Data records
^^^^^^^^^^^^^^^^
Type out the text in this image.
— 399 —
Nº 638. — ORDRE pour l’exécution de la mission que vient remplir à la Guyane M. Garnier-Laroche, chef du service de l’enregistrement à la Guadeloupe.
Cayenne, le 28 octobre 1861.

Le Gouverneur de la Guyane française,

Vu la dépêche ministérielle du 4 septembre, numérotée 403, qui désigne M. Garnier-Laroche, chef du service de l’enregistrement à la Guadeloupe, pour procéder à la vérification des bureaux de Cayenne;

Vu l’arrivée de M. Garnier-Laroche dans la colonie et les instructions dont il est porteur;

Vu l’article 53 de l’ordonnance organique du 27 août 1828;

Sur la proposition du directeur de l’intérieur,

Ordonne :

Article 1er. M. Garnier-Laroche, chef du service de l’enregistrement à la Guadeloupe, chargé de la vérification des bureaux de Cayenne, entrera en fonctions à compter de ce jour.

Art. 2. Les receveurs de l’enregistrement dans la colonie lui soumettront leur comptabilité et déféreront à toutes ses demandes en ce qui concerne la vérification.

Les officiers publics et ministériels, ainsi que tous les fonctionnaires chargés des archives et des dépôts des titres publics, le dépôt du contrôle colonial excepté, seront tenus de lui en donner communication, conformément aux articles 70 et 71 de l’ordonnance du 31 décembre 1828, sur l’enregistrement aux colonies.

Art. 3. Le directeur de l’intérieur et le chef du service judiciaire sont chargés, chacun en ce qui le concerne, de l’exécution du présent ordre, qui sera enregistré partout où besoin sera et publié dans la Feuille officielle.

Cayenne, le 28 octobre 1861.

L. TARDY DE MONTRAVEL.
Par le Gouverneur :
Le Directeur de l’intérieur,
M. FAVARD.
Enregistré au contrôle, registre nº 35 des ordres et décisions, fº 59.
^^^^^^^^^^^^^^^^
▶ What is being asked
Set down each entry again, unchanged.

▶ Solution for this exercise
Type out the text in this image.
— 399 —
Nº 638. — ORDRE pour l’exécution de la mission que vient remplir à la Guyane M. Garnier-Laroche, chef du service de l’enregistrement à la Guadeloupe.
Cayenne, le 28 octobre 1861.

Le Gouverneur de la Guyane française,

Vu la dépêche ministérielle du 4 septembre, numérotée 403, qui désigne M. Garnier-Laroche, chef du service de l’enregistrement à la Guadeloupe, pour procéder à la vérification des bureaux de Cayenne;

Vu l’arrivée de M. Garnier-Laroche dans la colonie et les instructions dont il est porteur;

Vu l’article 53 de l’ordonnance organique du 27 août 1828;

Sur la proposition du directeur de l’intérieur,

Ordonne :

Article 1er. M. Garnier-Laroche, chef du service de l’enregistrement à la Guadeloupe, chargé de la vérification des bureaux de Cayenne, entrera en fonctions à compter de ce jour.

Art. 2. Les receveurs de l’enregistrement dans la colonie lui soumettront leur comptabilité et déféreront à toutes ses demandes en ce qui concerne la vérification.

Les officiers publics et ministériels, ainsi que tous les fonctionnaires chargés des archives et des dépôts des titres publics, le dépôt du contrôle colonial excepté, seront tenus de lui en donner communication, conformément aux articles 70 et 71 de l’ordonnance du 31 décembre 1828, sur l’enregistrement aux colonies.

Art. 3. Le directeur de l’intérieur et le chef du service judiciaire sont chargés, chacun en ce qui le concerne, de l’exécution du présent ordre, qui sera enregistré partout où besoin sera et publié dans la Feuille officielle.

Cayenne, le 28 octobre 1861.

L. TARDY DE MONTRAVEL.
Par le Gouverneur :
Le Directeur de l’intérieur,
M. FAVARD.
Enregistré au contrôle, registre nº 35 des ordres et décisions, fº 59.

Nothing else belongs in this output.